Exercise description:
Lines containing the string "文化中心" are to be collected in full.
=== Provided entries ===
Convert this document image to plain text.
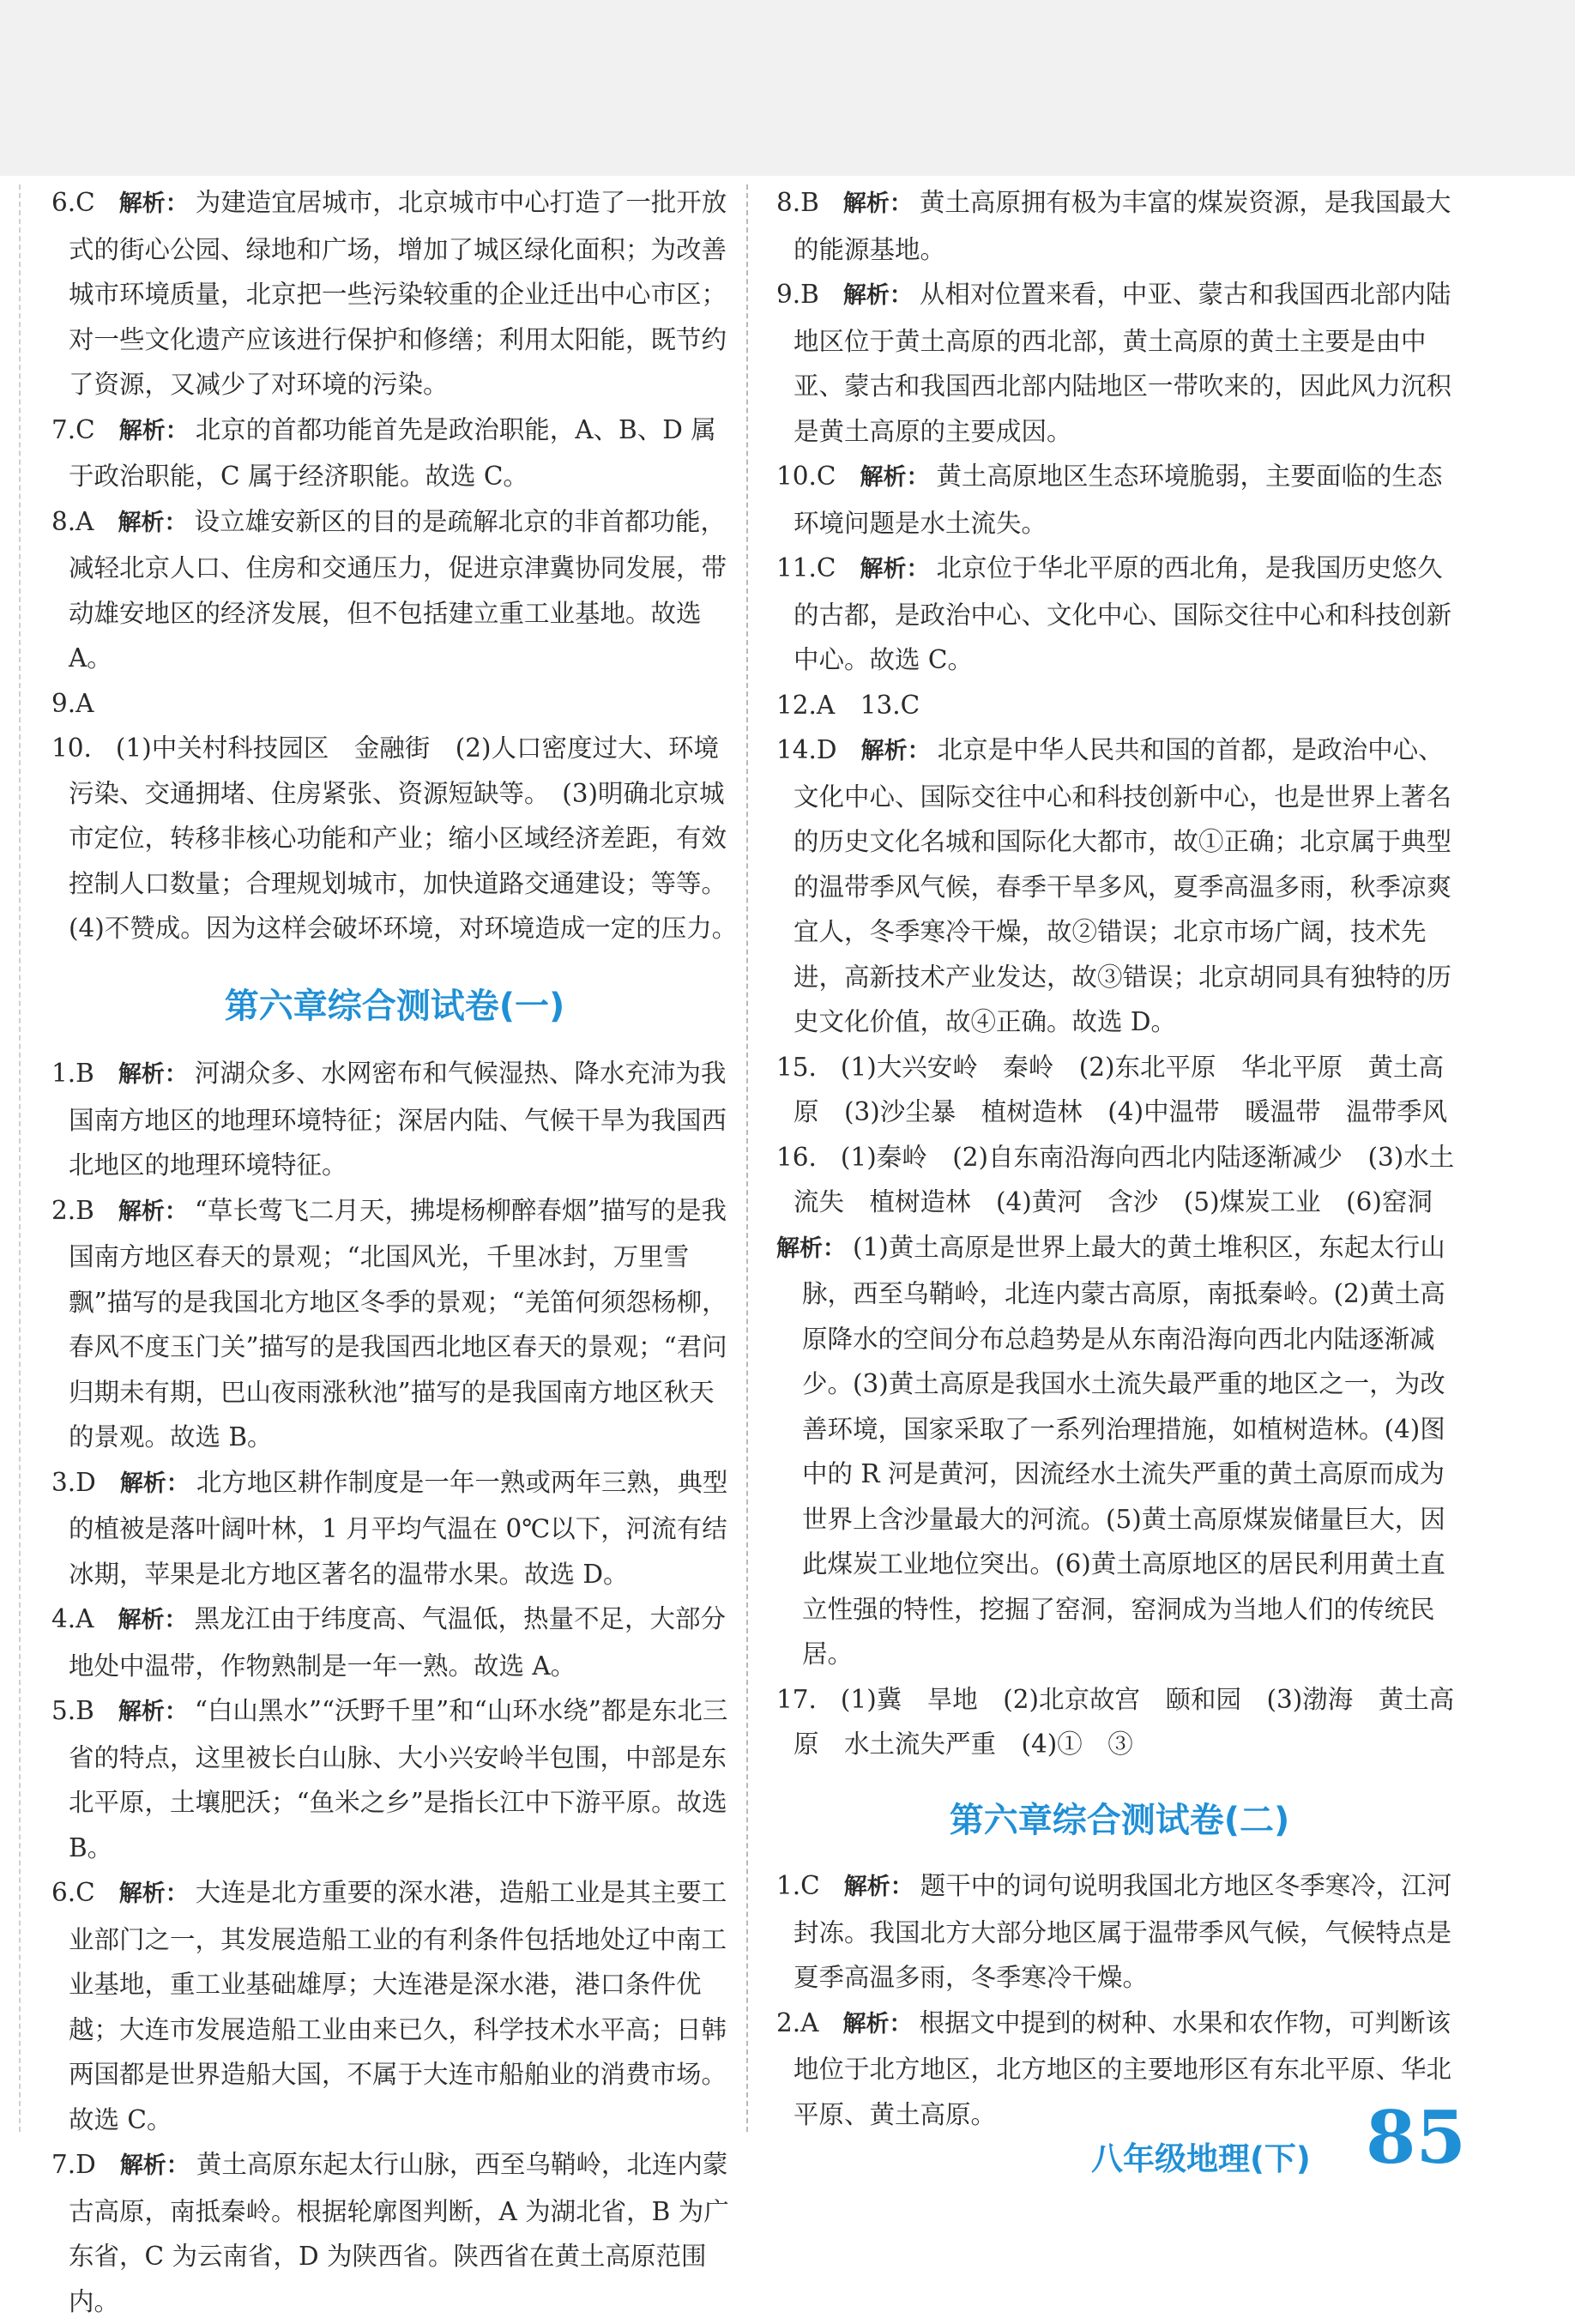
6.C 解析： 为建造宜居城市，北京城市中心打造了一批开放式的街心公园、绿地和广场，增加了城区绿化面积；为改善城市环境质量，北京把一些污染较重的企业迁出中心市区；对一些文化遗产应该进行保护和修缮；利用太阳能，既节约了资源，又减少了对环境的污染。

7.C 解析： 北京的首都功能首先是政治职能，A、B、D 属于政治职能，C 属于经济职能。故选 C。

8.A 解析： 设立雄安新区的目的是疏解北京的非首都功能，减轻北京人口、住房和交通压力，促进京津冀协同发展，带动雄安地区的经济发展，但不包括建立重工业基地。故选 A。

9.A

10. (1)中关村科技园区　金融街　(2)人口密度过大、环境污染、交通拥堵、住房紧张、资源短缺等。　(3)明确北京城市定位，转移非核心功能和产业；缩小区域经济差距，有效控制人口数量；合理规划城市，加快道路交通建设；等等。　(4)不赞成。因为这样会破坏环境，对环境造成一定的压力。

第六章综合测试卷(一)

1.B 解析： 河湖众多、水网密布和气候湿热、降水充沛为我国南方地区的地理环境特征；深居内陆、气候干旱为我国西北地区的地理环境特征。

2.B 解析： “草长莺飞二月天，拂堤杨柳醉春烟”描写的是我国南方地区春天的景观；“北国风光，千里冰封，万里雪飘”描写的是我国北方地区冬季的景观；“羌笛何须怨杨柳，春风不度玉门关”描写的是我国西北地区春天的景观；“君问归期未有期，巴山夜雨涨秋池”描写的是我国南方地区秋天的景观。故选 B。

3.D 解析： 北方地区耕作制度是一年一熟或两年三熟，典型的植被是落叶阔叶林，1 月平均气温在 0℃以下，河流有结冰期，苹果是北方地区著名的温带水果。故选 D。

4.A 解析： 黑龙江由于纬度高、气温低，热量不足，大部分地处中温带，作物熟制是一年一熟。故选 A。

5.B 解析： “白山黑水”“沃野千里”和“山环水绕”都是东北三省的特点，这里被长白山脉、大小兴安岭半包围，中部是东北平原，土壤肥沃；“鱼米之乡”是指长江中下游平原。故选 B。

6.C 解析： 大连是北方重要的深水港，造船工业是其主要工业部门之一，其发展造船工业的有利条件包括地处辽中南工业基地，重工业基础雄厚；大连港是深水港，港口条件优越；大连市发展造船工业由来已久，科学技术水平高；日韩两国都是世界造船大国，不属于大连市船舶业的消费市场。故选 C。

7.D 解析： 黄土高原东起太行山脉，西至乌鞘岭，北连内蒙古高原，南抵秦岭。根据轮廓图判断，A 为湖北省，B 为广东省，C 为云南省，D 为陕西省。陕西省在黄土高原范围内。

8.B 解析： 黄土高原拥有极为丰富的煤炭资源，是我国最大的能源基地。

9.B 解析： 从相对位置来看，中亚、蒙古和我国西北部内陆地区位于黄土高原的西北部，黄土高原的黄土主要是由中亚、蒙古和我国西北部内陆地区一带吹来的，因此风力沉积是黄土高原的主要成因。

10.C 解析： 黄土高原地区生态环境脆弱，主要面临的生态环境问题是水土流失。

11.C 解析： 北京位于华北平原的西北角，是我国历史悠久的古都，是政治中心、文化中心、国际交往中心和科技创新中心。故选 C。

12.A　13.C

14.D 解析： 北京是中华人民共和国的首都，是政治中心、文化中心、国际交往中心和科技创新中心，也是世界上著名的历史文化名城和国际化大都市，故①正确；北京属于典型的温带季风气候，春季干旱多风，夏季高温多雨，秋季凉爽宜人，冬季寒冷干燥，故②错误；北京市场广阔，技术先进，高新技术产业发达，故③错误；北京胡同具有独特的历史文化价值，故④正确。故选 D。

15. (1)大兴安岭　秦岭　(2)东北平原　华北平原　黄土高原　(3)沙尘暴　植树造林　(4)中温带　暖温带　温带季风

16. (1)秦岭　(2)自东南沿海向西北内陆逐渐减少　(3)水土流失　植树造林　(4)黄河　含沙　(5)煤炭工业　(6)窑洞

解析： (1)黄土高原是世界上最大的黄土堆积区，东起太行山脉，西至乌鞘岭，北连内蒙古高原，南抵秦岭。(2)黄土高原降水的空间分布总趋势是从东南沿海向西北内陆逐渐减少。(3)黄土高原是我国水土流失最严重的地区之一，为改善环境，国家采取了一系列治理措施，如植树造林。(4)图中的 R 河是黄河，因流经水土流失严重的黄土高原而成为世界上含沙量最大的河流。(5)黄土高原煤炭储量巨大，因此煤炭工业地位突出。(6)黄土高原地区的居民利用黄土直立性强的特性，挖掘了窑洞，窑洞成为当地人们的传统民居。

17. (1)冀　旱地　(2)北京故宫　颐和园　(3)渤海　黄土高原　水土流失严重　(4)①　③

第六章综合测试卷(二)

1.C 解析： 题干中的词句说明我国北方地区冬季寒冷，江河封冻。我国北方大部分地区属于温带季风气候，气候特点是夏季高温多雨，冬季寒冷干燥。

2.A 解析： 根据文中提到的树种、水果和农作物，可判断该地位于北方地区，北方地区的主要地形区有东北平原、华北平原、黄土高原。

八年级地理(下) 85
===
Full solution:
11.C 解析： 北京位于华北平原的西北角，是我国历史悠久的古都，是政治中心、文化中心、国际交往中心和科技创新中心。故选 C。
14.D 解析： 北京是中华人民共和国的首都，是政治中心、文化中心、国际交往中心和科技创新中心，也是世界上著名的历史文化名城和国际化大都市，故①正确；北京属于典型的温带季风气候，春季干旱多风，夏季高温多雨，秋季凉爽宜人，冬季寒冷干燥，故②错误；北京市场广阔，技术先进，高新技术产业发达，故③错误；北京胡同具有独特的历史文化价值，故④正确。故选 D。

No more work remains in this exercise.